Request -> Which lines contain the string "sécurité"? Please list every one of them.

Records shown ->

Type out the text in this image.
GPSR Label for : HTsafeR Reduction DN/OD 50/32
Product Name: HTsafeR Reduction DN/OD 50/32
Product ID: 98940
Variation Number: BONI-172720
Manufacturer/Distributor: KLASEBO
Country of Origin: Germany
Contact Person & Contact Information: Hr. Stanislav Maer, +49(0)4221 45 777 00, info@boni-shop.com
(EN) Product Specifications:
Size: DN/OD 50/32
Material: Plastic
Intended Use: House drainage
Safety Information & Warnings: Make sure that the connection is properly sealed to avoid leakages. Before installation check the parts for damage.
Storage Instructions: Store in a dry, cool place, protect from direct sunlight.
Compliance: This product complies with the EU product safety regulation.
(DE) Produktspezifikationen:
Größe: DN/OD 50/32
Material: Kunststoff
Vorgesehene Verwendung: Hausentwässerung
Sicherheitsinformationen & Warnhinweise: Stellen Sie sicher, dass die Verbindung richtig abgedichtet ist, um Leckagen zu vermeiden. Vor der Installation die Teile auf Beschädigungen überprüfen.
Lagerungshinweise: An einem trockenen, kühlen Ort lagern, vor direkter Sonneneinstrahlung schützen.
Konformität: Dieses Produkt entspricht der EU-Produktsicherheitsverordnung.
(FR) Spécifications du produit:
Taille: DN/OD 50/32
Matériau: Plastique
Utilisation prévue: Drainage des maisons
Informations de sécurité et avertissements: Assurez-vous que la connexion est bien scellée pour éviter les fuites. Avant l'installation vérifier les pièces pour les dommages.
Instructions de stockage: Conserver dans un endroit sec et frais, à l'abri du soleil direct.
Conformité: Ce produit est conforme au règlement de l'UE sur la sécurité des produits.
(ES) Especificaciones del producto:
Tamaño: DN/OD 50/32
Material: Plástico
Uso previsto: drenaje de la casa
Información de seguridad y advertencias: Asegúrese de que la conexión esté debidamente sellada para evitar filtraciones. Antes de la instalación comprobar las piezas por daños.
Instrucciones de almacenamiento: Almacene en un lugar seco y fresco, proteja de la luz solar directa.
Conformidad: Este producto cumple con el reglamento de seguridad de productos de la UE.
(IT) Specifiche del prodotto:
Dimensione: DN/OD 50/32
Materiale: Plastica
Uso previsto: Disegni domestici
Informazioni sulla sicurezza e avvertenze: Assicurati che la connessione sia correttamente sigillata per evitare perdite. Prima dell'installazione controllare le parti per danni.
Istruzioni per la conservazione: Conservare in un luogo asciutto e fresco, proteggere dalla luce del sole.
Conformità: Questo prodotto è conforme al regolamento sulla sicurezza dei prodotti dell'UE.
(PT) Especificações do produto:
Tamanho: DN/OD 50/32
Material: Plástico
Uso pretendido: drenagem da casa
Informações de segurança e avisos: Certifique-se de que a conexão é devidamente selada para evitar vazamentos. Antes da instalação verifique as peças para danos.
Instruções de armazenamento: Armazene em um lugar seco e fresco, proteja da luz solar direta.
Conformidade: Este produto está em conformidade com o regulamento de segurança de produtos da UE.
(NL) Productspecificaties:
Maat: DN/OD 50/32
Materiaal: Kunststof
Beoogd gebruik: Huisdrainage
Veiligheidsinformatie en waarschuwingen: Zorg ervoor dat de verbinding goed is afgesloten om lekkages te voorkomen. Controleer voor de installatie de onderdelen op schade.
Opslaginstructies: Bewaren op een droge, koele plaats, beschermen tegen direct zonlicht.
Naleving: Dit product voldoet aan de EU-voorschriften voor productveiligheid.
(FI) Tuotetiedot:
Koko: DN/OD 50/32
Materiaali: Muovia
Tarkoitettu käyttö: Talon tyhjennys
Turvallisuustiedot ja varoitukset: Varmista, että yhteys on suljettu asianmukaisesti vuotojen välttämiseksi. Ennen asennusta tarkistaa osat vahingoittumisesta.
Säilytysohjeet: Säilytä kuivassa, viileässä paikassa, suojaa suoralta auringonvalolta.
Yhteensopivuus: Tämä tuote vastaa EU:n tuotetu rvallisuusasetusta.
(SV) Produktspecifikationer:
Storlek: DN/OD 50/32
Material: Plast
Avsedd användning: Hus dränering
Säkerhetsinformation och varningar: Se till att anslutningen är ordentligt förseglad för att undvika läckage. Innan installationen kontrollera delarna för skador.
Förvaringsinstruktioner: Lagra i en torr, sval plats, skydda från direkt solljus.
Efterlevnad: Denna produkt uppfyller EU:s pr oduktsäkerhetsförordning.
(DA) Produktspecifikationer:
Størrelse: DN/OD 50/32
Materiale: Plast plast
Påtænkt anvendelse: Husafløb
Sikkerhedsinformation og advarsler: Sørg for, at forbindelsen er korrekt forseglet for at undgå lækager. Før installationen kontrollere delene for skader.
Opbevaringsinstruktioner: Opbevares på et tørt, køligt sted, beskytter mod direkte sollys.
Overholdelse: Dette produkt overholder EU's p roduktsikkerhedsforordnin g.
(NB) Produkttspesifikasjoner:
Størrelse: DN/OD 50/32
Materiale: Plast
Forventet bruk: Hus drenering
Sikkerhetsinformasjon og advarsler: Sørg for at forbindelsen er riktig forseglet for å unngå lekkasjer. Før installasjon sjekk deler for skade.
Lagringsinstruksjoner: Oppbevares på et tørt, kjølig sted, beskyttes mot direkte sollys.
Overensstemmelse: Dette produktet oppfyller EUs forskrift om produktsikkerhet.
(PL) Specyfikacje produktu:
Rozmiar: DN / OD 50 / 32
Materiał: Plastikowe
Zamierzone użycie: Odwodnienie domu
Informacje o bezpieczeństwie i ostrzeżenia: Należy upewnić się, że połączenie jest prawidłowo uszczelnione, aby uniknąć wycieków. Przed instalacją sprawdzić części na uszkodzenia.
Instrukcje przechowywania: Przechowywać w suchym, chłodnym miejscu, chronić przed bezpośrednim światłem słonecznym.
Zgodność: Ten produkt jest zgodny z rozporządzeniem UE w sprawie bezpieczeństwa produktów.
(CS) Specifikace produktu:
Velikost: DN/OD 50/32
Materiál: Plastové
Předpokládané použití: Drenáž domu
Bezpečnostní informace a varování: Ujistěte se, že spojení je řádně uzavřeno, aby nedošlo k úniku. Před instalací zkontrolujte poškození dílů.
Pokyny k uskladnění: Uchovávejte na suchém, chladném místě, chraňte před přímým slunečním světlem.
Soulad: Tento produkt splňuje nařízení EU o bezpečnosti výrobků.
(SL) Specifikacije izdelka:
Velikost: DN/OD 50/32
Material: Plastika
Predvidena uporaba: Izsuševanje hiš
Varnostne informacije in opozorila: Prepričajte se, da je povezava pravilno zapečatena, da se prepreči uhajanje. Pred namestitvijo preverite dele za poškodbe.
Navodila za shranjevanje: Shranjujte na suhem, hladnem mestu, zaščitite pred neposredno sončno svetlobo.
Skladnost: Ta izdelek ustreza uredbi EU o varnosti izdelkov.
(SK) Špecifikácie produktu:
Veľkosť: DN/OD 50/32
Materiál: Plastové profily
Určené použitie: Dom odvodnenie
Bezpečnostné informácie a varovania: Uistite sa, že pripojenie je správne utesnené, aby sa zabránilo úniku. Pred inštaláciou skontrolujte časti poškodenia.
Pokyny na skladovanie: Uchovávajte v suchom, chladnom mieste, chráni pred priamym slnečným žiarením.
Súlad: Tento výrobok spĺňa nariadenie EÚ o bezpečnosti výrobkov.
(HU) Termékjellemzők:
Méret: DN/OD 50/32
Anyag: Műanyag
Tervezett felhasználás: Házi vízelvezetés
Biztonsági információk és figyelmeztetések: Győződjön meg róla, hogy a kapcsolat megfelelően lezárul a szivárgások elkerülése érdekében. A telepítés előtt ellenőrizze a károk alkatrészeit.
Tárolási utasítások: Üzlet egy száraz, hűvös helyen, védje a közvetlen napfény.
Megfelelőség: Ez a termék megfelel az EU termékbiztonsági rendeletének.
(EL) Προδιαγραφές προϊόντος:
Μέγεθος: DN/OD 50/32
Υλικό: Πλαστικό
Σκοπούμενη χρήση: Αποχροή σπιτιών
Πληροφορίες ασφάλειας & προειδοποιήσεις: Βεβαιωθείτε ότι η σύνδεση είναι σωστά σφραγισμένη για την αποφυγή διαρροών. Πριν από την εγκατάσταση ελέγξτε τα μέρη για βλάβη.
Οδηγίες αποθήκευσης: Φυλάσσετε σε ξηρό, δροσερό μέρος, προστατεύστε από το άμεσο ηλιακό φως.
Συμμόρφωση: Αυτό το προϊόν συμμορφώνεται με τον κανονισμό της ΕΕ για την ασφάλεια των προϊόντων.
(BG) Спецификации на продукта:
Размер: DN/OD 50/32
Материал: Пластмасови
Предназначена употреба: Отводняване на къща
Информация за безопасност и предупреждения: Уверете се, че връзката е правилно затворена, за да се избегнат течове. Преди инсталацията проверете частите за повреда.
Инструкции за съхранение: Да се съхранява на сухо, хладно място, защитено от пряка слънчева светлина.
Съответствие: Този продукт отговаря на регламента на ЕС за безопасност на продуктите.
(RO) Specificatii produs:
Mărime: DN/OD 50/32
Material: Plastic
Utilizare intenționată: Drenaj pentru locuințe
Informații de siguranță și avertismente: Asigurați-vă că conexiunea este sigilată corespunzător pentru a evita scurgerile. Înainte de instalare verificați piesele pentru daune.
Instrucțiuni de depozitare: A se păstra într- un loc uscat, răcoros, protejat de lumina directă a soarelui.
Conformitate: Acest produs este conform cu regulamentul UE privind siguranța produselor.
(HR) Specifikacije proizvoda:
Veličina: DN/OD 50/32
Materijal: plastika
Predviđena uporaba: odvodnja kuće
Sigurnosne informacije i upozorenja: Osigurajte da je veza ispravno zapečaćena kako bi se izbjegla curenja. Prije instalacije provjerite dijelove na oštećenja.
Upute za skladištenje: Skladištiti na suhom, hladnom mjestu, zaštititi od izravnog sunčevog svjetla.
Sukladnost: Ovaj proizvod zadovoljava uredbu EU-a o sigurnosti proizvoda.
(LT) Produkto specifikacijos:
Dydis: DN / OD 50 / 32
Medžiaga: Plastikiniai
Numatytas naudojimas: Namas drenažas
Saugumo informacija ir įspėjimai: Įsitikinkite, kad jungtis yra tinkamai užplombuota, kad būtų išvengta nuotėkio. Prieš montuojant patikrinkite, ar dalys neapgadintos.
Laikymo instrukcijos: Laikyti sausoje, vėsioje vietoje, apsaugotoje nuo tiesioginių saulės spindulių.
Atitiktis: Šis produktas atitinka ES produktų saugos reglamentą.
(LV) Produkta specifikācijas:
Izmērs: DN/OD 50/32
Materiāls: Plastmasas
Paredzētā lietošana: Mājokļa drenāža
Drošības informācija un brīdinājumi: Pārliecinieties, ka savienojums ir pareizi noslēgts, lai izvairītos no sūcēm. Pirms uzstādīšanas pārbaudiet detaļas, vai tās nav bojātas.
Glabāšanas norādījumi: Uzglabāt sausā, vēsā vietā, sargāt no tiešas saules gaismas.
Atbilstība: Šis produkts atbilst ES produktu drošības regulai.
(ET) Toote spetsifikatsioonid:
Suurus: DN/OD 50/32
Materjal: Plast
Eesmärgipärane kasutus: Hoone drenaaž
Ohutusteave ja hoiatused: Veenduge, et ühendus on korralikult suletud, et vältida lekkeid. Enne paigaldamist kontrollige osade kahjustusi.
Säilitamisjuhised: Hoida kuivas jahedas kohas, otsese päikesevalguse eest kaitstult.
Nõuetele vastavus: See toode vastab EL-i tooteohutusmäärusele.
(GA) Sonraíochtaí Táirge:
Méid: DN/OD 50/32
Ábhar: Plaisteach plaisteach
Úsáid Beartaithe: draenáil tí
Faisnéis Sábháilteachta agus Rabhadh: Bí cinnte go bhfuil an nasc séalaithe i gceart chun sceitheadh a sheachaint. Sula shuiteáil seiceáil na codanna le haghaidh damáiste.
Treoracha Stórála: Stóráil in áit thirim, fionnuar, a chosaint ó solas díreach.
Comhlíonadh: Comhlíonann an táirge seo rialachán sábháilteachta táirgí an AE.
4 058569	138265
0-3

Exercise response ->
Informations de sécurité et avertissements: Assurez-vous que la connexion est bien scellée pour éviter les fuites. Avant l'installation vérifier les pièces pour les dommages.
Conformité: Ce produit est conforme au règlement de l'UE sur la sécurité des produits.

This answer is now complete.